(GOAL)
Each entry below is to be transcribed exactly.

(SUPPLIED RECORDS)

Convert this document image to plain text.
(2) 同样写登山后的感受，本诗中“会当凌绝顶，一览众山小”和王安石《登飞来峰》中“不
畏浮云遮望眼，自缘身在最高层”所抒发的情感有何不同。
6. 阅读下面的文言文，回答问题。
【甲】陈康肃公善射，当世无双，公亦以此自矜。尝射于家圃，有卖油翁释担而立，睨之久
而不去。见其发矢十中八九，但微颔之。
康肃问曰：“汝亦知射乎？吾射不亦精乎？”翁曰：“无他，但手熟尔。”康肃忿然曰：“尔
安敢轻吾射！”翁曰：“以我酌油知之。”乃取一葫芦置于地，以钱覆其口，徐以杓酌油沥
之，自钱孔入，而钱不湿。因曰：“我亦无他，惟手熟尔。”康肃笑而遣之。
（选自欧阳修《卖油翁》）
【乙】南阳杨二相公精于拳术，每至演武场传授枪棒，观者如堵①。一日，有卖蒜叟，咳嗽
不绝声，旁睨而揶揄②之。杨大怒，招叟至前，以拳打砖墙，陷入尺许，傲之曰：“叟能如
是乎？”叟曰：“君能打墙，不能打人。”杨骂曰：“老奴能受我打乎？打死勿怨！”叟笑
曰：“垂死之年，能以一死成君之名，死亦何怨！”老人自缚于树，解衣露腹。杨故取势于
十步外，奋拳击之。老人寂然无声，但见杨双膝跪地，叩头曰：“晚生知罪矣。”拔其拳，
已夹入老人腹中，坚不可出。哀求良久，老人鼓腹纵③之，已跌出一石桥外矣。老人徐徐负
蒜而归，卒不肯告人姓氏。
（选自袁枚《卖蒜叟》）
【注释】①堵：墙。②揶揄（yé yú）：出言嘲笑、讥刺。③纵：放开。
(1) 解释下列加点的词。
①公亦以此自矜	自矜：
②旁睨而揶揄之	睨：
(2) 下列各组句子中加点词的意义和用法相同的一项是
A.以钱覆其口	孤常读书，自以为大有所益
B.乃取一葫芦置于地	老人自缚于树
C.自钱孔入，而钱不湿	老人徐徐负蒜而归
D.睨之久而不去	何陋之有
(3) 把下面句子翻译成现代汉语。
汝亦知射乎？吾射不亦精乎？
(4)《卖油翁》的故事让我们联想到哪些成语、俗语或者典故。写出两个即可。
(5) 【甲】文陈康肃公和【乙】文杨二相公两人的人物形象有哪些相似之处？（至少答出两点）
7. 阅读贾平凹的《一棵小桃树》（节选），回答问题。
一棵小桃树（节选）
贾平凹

(WRITTEN REPLY)
Convert this document image to plain text.
(2) 同样写登山后的感受，本诗中“会当凌绝顶，一览众山小”和王安石《登飞来峰》中“不
畏浮云遮望眼，自缘身在最高层”所抒发的情感有何不同。
6. 阅读下面的文言文，回答问题。
【甲】陈康肃公善射，当世无双，公亦以此自矜。尝射于家圃，有卖油翁释担而立，睨之久
而不去。见其发矢十中八九，但微颔之。
康肃问曰：“汝亦知射乎？吾射不亦精乎？”翁曰：“无他，但手熟尔。”康肃忿然曰：“尔
安敢轻吾射！”翁曰：“以我酌油知之。”乃取一葫芦置于地，以钱覆其口，徐以杓酌油沥
之，自钱孔入，而钱不湿。因曰：“我亦无他，惟手熟尔。”康肃笑而遣之。
（选自欧阳修《卖油翁》）
【乙】南阳杨二相公精于拳术，每至演武场传授枪棒，观者如堵①。一日，有卖蒜叟，咳嗽
不绝声，旁睨而揶揄②之。杨大怒，招叟至前，以拳打砖墙，陷入尺许，傲之曰：“叟能如
是乎？”叟曰：“君能打墙，不能打人。”杨骂曰：“老奴能受我打乎？打死勿怨！”叟笑
曰：“垂死之年，能以一死成君之名，死亦何怨！”老人自缚于树，解衣露腹。杨故取势于
十步外，奋拳击之。老人寂然无声，但见杨双膝跪地，叩头曰：“晚生知罪矣。”拔其拳，
已夹入老人腹中，坚不可出。哀求良久，老人鼓腹纵③之，已跌出一石桥外矣。老人徐徐负
蒜而归，卒不肯告人姓氏。
（选自袁枚《卖蒜叟》）
【注释】①堵：墙。②揶揄（yé yú）：出言嘲笑、讥刺。③纵：放开。
(1) 解释下列加点的词。
①公亦以此自矜	自矜：
②旁睨而揶揄之	睨：
(2) 下列各组句子中加点词的意义和用法相同的一项是
A.以钱覆其口	孤常读书，自以为大有所益
B.乃取一葫芦置于地	老人自缚于树
C.自钱孔入，而钱不湿	老人徐徐负蒜而归
D.睨之久而不去	何陋之有
(3) 把下面句子翻译成现代汉语。
汝亦知射乎？吾射不亦精乎？
(4)《卖油翁》的故事让我们联想到哪些成语、俗语或者典故。写出两个即可。
(5) 【甲】文陈康肃公和【乙】文杨二相公两人的人物形象有哪些相似之处？（至少答出两点）
7. 阅读贾平凹的《一棵小桃树》（节选），回答问题。
一棵小桃树（节选）
贾平凹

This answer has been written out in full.